• [TASK]: Exclude the pictures, then copy all remaining records exactly.

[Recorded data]
★ ★ ★ ★ ★

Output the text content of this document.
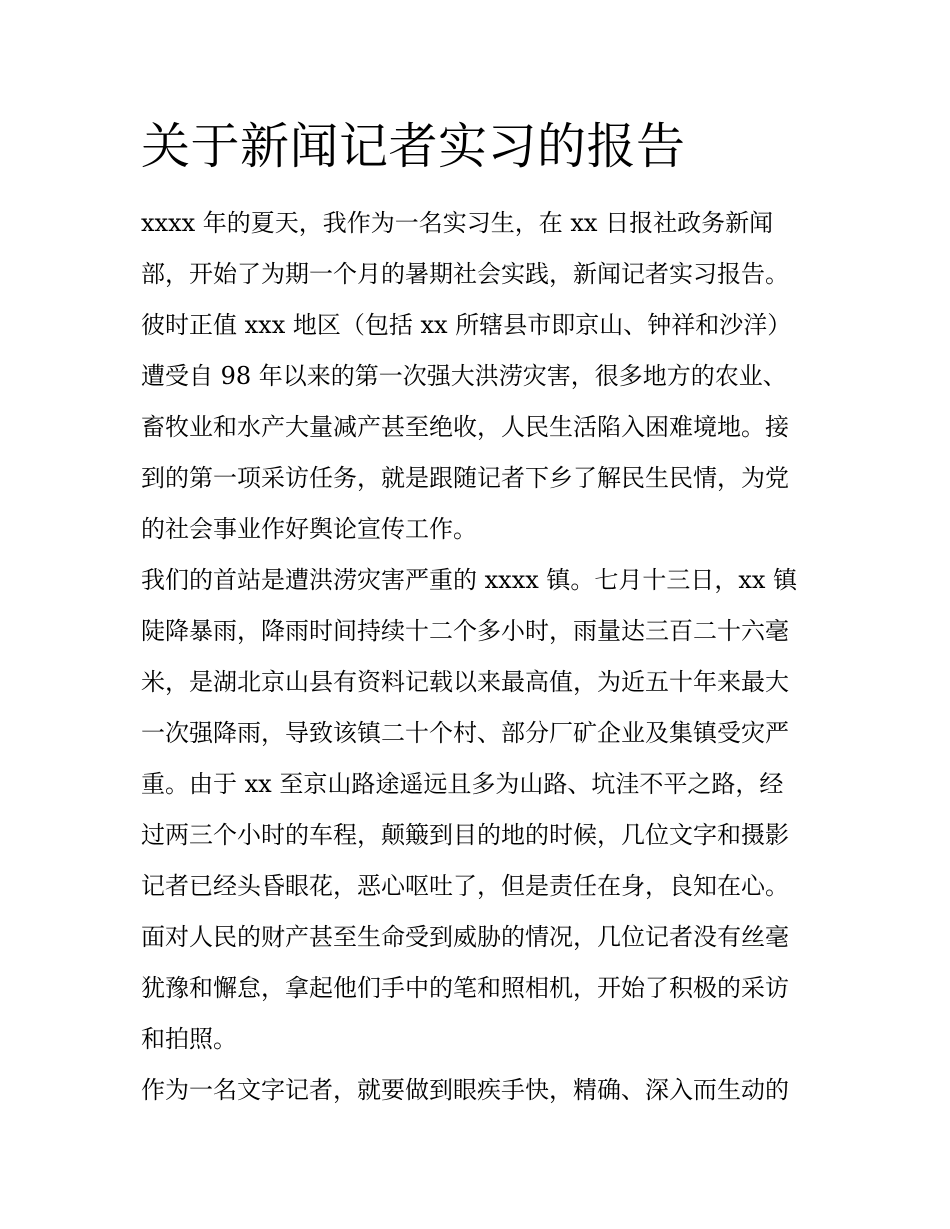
关于新闻记者实习的报告
xxxx 年的夏天，我作为一名实习生，在 xx 日报社政务新闻
部，开始了为期一个月的暑期社会实践，新闻记者实习报告。
彼时正值 xxx 地区（包括 xx 所辖县市即京山、钟祥和沙洋）
遭受自 98 年以来的第一次强大洪涝灾害，很多地方的农业、
畜牧业和水产大量减产甚至绝收，人民生活陷入困难境地。接
到的第一项采访任务，就是跟随记者下乡了解民生民情，为党
的社会事业作好舆论宣传工作。
我们的首站是遭洪涝灾害严重的 xxxx 镇。七月十三日，xx 镇
陡降暴雨，降雨时间持续十二个多小时，雨量达三百二十六毫
米，是湖北京山县有资料记载以来最高值，为近五十年来最大
一次强降雨，导致该镇二十个村、部分厂矿企业及集镇受灾严
重。由于 xx 至京山路途遥远且多为山路、坑洼不平之路，经
过两三个小时的车程，颠簸到目的地的时候，几位文字和摄影
记者已经头昏眼花，恶心呕吐了，但是责任在身，良知在心。
面对人民的财产甚至生命受到威胁的情况，几位记者没有丝毫
犹豫和懈怠，拿起他们手中的笔和照相机，开始了积极的采访
和拍照。
作为一名文字记者，就要做到眼疾手快，精确、深入而生动的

★ ★ ★ ★ ★

• [IN RESPONSE]:
Output the text content of this document.
关于新闻记者实习的报告
xxxx 年的夏天，我作为一名实习生，在 xx 日报社政务新闻
部，开始了为期一个月的暑期社会实践，新闻记者实习报告。
彼时正值 xxx 地区（包括 xx 所辖县市即京山、钟祥和沙洋）
遭受自 98 年以来的第一次强大洪涝灾害，很多地方的农业、
畜牧业和水产大量减产甚至绝收，人民生活陷入困难境地。接
到的第一项采访任务，就是跟随记者下乡了解民生民情，为党
的社会事业作好舆论宣传工作。
我们的首站是遭洪涝灾害严重的 xxxx 镇。七月十三日，xx 镇
陡降暴雨，降雨时间持续十二个多小时，雨量达三百二十六毫
米，是湖北京山县有资料记载以来最高值，为近五十年来最大
一次强降雨，导致该镇二十个村、部分厂矿企业及集镇受灾严
重。由于 xx 至京山路途遥远且多为山路、坑洼不平之路，经
过两三个小时的车程，颠簸到目的地的时候，几位文字和摄影
记者已经头昏眼花，恶心呕吐了，但是责任在身，良知在心。
面对人民的财产甚至生命受到威胁的情况，几位记者没有丝毫
犹豫和懈怠，拿起他们手中的笔和照相机，开始了积极的采访
和拍照。
作为一名文字记者，就要做到眼疾手快，精确、深入而生动的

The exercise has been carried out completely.